===== Records for the task

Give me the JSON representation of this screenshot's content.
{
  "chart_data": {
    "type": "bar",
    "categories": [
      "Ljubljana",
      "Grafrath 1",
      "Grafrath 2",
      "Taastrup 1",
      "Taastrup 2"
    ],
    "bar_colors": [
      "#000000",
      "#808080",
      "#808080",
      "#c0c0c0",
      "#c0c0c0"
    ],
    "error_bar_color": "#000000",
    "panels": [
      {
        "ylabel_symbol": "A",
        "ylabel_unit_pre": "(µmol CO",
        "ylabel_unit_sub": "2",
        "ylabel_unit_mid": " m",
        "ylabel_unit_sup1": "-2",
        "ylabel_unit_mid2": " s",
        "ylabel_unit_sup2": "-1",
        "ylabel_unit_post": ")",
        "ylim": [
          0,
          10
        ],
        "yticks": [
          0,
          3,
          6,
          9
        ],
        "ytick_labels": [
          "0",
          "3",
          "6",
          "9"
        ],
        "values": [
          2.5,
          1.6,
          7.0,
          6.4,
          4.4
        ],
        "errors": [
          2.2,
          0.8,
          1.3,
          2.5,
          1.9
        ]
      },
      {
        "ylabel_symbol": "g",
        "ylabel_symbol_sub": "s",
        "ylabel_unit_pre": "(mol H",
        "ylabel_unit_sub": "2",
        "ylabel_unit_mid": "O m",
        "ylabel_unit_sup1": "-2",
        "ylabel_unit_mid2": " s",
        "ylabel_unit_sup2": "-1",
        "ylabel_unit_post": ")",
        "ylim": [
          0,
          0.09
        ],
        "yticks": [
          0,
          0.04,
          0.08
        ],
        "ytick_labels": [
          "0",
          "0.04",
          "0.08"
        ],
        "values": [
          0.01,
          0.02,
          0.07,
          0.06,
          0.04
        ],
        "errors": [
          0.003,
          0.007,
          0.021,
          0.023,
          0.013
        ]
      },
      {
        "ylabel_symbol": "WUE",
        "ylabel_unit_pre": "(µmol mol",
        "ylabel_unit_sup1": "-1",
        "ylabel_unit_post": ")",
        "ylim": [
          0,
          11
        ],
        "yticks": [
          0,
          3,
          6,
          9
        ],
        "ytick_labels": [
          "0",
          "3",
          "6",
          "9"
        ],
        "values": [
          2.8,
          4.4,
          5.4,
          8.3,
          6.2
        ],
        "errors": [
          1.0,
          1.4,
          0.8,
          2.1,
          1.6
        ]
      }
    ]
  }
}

==========

Copy all data exactly, start to finish.

Give me the JSON representation of this screenshot's content.
{
  "chart_data": {
    "type": "bar",
    "categories": [
      "Ljubljana",
      "Grafrath 1",
      "Grafrath 2",
      "Taastrup 1",
      "Taastrup 2"
    ],
    "bar_colors": [
      "#000000",
      "#808080",
      "#808080",
      "#c0c0c0",
      "#c0c0c0"
    ],
    "error_bar_color": "#000000",
    "panels": [
      {
        "ylabel_symbol": "A",
        "ylabel_unit_pre": "(µmol CO",
        "ylabel_unit_sub": "2",
        "ylabel_unit_mid": " m",
        "ylabel_unit_sup1": "-2",
        "ylabel_unit_mid2": " s",
        "ylabel_unit_sup2": "-1",
        "ylabel_unit_post": ")",
        "ylim": [
          0,
          10
        ],
        "yticks": [
          0,
          3,
          6,
          9
        ],
        "ytick_labels": [
          "0",
          "3",
          "6",
          "9"
        ],
        "values": [
          2.5,
          1.6,
          7.0,
          6.4,
          4.4
        ],
        "errors": [
          2.2,
          0.8,
          1.3,
          2.5,
          1.9
        ]
      },
      {
        "ylabel_symbol": "g",
        "ylabel_symbol_sub": "s",
        "ylabel_unit_pre": "(mol H",
        "ylabel_unit_sub": "2",
        "ylabel_unit_mid": "O m",
        "ylabel_unit_sup1": "-2",
        "ylabel_unit_mid2": " s",
        "ylabel_unit_sup2": "-1",
        "ylabel_unit_post": ")",
        "ylim": [
          0,
          0.09
        ],
        "yticks": [
          0,
          0.04,
          0.08
        ],
        "ytick_labels": [
          "0",
          "0.04",
          "0.08"
        ],
        "values": [
          0.01,
          0.02,
          0.07,
          0.06,
          0.04
        ],
        "errors": [
          0.003,
          0.007,
          0.021,
          0.023,
          0.013
        ]
      },
      {
        "ylabel_symbol": "WUE",
        "ylabel_unit_pre": "(µmol mol",
        "ylabel_unit_sup1": "-1",
        "ylabel_unit_post": ")",
        "ylim": [
          0,
          11
        ],
        "yticks": [
          0,
          3,
          6,
          9
        ],
        "ytick_labels": [
          "0",
          "3",
          "6",
          "9"
        ],
        "values": [
          2.8,
          4.4,
          5.4,
          8.3,
          6.2
        ],
        "errors": [
          1.0,
          1.4,
          0.8,
          2.1,
          1.6
        ]
      }
    ]
  }
}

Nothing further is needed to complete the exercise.